(Source data)

· · · · ·

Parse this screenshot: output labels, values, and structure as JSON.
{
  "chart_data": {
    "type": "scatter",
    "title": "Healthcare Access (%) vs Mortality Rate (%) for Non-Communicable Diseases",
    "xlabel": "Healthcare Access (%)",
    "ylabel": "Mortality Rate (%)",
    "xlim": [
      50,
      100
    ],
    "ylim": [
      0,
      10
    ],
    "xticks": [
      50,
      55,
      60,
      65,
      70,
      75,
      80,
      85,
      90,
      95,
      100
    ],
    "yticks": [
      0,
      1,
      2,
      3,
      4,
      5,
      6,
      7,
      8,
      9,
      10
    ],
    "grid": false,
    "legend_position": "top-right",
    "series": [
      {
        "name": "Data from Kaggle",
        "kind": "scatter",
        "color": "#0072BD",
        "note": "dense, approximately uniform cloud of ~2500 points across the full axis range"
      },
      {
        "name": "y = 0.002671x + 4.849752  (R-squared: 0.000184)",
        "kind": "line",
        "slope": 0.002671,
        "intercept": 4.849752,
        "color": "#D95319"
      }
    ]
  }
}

· · · · ·

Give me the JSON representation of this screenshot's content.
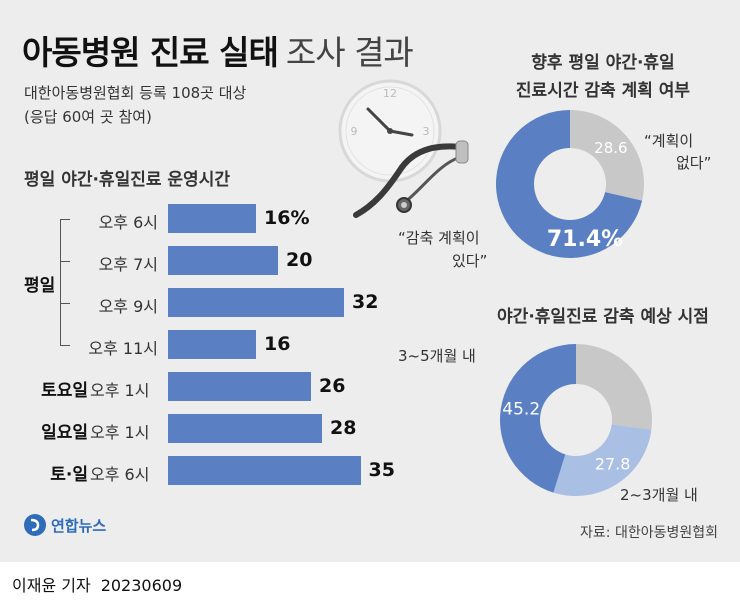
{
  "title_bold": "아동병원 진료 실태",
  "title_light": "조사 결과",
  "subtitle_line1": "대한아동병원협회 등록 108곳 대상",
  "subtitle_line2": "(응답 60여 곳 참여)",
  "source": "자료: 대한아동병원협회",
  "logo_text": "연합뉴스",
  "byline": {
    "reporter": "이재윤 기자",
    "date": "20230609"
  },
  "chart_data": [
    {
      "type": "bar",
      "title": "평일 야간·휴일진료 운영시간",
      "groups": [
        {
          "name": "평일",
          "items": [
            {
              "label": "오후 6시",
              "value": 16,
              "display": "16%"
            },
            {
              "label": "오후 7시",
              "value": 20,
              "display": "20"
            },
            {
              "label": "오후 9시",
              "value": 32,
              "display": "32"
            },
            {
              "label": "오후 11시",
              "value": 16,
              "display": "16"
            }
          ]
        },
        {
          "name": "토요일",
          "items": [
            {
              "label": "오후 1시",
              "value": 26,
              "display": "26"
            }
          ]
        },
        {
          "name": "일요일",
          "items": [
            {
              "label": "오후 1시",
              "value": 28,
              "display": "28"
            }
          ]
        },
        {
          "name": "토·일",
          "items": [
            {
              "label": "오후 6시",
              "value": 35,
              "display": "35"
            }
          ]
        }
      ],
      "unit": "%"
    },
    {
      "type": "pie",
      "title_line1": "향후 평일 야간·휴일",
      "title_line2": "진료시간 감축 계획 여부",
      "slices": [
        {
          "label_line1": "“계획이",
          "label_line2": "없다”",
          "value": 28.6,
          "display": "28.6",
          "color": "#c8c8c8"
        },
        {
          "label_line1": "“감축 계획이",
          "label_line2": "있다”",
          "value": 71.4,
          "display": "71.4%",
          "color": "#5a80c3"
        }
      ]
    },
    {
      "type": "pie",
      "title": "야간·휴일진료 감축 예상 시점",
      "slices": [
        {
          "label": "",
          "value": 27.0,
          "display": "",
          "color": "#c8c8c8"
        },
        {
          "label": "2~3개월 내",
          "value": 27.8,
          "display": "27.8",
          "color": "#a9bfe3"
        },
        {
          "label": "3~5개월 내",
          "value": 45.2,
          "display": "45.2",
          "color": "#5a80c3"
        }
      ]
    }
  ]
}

· · · · ·

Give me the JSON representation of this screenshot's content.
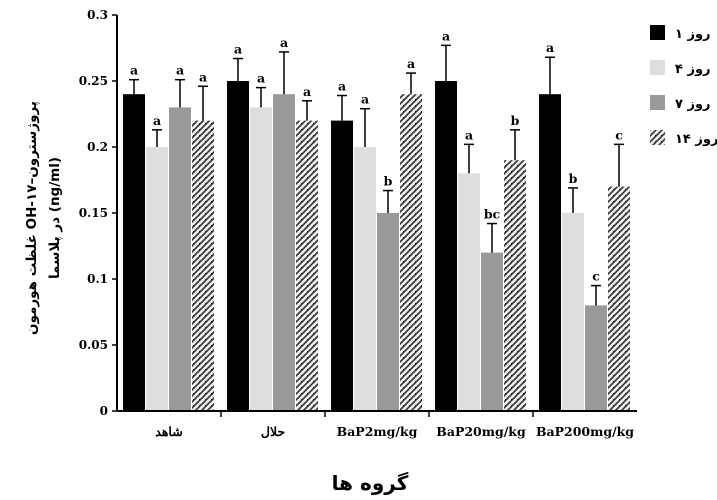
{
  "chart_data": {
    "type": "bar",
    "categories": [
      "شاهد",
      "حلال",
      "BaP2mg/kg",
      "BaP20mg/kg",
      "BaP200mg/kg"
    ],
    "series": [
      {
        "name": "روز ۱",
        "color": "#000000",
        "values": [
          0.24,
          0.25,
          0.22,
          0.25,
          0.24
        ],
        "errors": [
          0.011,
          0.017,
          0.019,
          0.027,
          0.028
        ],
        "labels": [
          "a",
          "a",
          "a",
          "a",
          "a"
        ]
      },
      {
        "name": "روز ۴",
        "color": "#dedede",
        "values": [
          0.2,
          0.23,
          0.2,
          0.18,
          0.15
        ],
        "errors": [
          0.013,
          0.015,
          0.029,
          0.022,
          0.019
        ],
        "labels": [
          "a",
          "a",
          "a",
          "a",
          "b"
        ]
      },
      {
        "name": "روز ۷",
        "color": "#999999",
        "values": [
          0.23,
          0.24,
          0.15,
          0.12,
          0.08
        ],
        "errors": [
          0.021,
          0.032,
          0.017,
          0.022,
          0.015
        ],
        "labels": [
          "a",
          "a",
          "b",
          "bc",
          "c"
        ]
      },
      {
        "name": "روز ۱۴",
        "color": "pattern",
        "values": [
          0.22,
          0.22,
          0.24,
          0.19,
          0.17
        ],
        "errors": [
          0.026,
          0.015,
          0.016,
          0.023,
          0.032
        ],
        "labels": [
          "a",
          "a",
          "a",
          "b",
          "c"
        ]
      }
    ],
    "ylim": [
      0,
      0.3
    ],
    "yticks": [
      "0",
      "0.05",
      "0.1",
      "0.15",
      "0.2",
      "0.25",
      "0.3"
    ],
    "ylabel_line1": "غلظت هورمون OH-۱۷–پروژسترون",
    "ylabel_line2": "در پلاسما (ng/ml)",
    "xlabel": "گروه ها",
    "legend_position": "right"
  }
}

· · · · ·

## Required task
Look through the data above. Find each line with the string "Mortality" and copy it.

## Expected answer
    "title": "Healthcare Access (%) vs Mortality Rate (%) for Non-Communicable Diseases",
    "ylabel": "Mortality Rate (%)",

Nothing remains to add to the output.